Could EVs overload the power grid? | E&T Magazine

2022-09-17 01:11:03 By : Mr. Hero He

As nations prepare for an onslaught of electric cars on the road, we delve into the impact such demand could have on the national grid.

An £11.4m programme of funding by the Department for Business, Energy and Industrial Strategy is getting off the ground to make it easier for an electric vehicle (EV) to return electricity to the network during times of peak loading. Since June, all new private chargepoints must be smart enough to adjust their rate of charge in response to external signals, in order to ease demand on the network at times like the evening peak.

There are clear reasons as to why the British government, among others, is keen to have EVs react to the needs of the grid. Without that ability, the risk is that if too many drivers in the same area demand their cars be ready to drive in the next hour it will lead to sudden blackouts.

There are distinct differences of opinion on how disruptive EV charging will be to the grid as uptake increases. Much depends on which geographic scale you use. A 2018 report by McKinsey, which cited data from Germany, is that as a percentage of overall electricity consumption, the expected growth in EV usage will add just 1 per cent to the total generation needed. Even with massive penetration of the kind forecast by National Grid ESO (Electricity System Operator) for the UK over the next couple of decades in its most optimistic net-zero scenarios, the relative efficiency of electric traction means road users would account for a little over 10 per cent of total grid consumption by 2050.

Aim A:
Name every organization mentioned in the body of the article on electric vehicles and the power grid, leaving out the magazine in its header.
Aim B:
Pick up the article about electric vehicles and grid demand after its final sentence and keep writing.
None of the data after this point is needed.

Recorded data:
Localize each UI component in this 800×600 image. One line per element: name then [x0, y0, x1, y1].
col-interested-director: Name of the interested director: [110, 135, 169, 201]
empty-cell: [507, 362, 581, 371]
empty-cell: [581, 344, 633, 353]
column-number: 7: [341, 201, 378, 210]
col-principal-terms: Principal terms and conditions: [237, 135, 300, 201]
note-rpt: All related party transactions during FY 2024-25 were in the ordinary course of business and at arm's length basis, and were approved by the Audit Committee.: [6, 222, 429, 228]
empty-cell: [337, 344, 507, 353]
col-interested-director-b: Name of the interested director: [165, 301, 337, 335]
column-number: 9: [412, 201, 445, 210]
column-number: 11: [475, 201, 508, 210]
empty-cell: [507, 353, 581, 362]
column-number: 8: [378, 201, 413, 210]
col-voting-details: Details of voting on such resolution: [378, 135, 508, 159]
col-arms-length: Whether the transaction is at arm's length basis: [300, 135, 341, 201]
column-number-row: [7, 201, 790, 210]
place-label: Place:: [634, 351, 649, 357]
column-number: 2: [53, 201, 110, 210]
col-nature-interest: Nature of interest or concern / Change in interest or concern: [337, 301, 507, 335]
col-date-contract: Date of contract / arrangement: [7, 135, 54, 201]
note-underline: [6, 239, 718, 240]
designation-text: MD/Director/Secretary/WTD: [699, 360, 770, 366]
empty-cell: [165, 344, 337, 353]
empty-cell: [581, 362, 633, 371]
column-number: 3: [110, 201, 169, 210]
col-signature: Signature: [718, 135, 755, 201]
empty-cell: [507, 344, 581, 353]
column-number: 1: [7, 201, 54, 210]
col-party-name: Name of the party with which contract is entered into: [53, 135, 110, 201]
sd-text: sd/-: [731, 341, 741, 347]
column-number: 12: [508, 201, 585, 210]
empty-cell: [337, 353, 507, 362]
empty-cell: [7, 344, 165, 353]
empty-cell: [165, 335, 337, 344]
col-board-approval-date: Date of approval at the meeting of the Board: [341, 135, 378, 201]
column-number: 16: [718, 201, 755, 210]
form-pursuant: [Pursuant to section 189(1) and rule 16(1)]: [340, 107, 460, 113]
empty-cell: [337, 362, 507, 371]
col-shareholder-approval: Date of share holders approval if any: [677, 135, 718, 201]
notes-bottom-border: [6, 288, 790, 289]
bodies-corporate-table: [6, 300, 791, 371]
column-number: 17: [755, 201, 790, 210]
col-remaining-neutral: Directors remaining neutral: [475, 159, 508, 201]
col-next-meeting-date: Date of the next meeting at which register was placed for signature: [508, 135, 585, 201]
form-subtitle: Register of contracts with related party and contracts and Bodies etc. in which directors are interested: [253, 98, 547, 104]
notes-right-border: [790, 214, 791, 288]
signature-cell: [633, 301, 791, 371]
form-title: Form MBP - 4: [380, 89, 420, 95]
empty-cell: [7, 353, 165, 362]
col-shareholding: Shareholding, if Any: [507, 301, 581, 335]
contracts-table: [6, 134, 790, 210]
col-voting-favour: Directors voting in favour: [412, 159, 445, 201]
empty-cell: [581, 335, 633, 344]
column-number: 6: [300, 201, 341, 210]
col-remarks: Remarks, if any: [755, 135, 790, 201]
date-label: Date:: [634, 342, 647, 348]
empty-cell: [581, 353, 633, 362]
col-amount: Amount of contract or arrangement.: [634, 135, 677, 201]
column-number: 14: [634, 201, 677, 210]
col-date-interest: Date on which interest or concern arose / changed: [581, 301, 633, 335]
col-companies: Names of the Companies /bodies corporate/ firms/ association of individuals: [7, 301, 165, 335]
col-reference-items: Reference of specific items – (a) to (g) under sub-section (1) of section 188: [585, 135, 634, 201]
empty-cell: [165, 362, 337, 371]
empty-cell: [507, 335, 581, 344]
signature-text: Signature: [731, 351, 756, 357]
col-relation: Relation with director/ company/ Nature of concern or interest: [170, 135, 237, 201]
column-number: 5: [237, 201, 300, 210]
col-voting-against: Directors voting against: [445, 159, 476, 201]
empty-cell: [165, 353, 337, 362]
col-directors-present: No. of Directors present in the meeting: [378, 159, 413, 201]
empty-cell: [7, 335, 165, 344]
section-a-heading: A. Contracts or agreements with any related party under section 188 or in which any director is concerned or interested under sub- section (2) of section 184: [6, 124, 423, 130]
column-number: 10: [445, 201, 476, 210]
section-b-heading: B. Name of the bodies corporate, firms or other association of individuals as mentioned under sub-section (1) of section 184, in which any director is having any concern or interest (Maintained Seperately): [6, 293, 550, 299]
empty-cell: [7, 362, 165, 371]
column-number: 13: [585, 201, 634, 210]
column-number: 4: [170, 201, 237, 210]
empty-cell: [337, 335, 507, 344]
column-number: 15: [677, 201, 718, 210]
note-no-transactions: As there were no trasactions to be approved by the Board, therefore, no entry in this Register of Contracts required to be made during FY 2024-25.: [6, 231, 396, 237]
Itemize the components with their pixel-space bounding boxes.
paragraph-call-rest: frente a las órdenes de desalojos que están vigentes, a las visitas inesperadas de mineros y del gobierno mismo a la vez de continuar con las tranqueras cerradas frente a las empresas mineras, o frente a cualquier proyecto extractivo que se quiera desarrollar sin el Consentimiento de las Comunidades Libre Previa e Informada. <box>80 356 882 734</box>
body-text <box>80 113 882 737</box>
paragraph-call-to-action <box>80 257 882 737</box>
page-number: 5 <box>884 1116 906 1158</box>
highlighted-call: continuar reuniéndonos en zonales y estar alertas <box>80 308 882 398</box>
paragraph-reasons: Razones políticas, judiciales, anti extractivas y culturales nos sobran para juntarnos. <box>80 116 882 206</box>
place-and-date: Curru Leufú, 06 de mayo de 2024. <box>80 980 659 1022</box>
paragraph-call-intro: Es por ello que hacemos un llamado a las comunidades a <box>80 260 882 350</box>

Response A:
- Department for Business, Energy and Industrial Strategy
- McKinsey
- National Grid ESO (Electricity System Operator)

Response B:
The issue for those managing different parts of the grid is that the increase will possibly or even probably be very far from evenly distributed. The extra load at peak time could make a dramatic difference to the ability of individual feeder circuits to cope.

Image credit: FfE / E&T

Marc Spieler, head of global strategy for energy at chipmaker Nvidia, argues the difficulties could emerge quite quickly in electrical distribution grids around the world if they do not manage the situation carefully. “As we get to 4 to 5 per cent penetration of EVs, I believe we’re going to start seeing some major issues with the grid when it comes to resiliency and reliability, let alone 30 per cent EVs or 50 per cent EVs, which most countries are striving for.”

The McKinsey study estimated that, using its German scenario, peak load on a typical residential feeder circuit of 150 homes with 25 per cent EV penetration would increase typical peak load by 30 per cent. Fast chargers make the situation worse because of their spikier load demands. Other studies have estimated the peak load could double.

The obvious answer is a lot more network reinforcement, but that could be expensive, especially if a large number of home installations are converted to three-phase connections to reduce the risk of high demand on one phase causing intermittent problems. Reinforcement is already part of Ofgem’s plans for the UK distribution network to handle the influx of both higher demand from heating and intermittent supply from rooftop solar panels.

A study published in 2020 by Christian Calvillo and Karen Turner from the University of Strathclyde’s Centre for Energy Policy concluded that the combination of dumb charging and a focus on reinforcement for peak capacity would increase the cost of the upgrades from now until 2050 from £40bn to £70bn.

Demand peaks at normal times are only part of the problem. Project Rev, funded by the National Grid ESO, has identified six ways in which mass adoption of EVs and home charging could trip up the grid under periods of high stress if these issues are not mitigated before the next decade, when vehicle numbers are expected to soar.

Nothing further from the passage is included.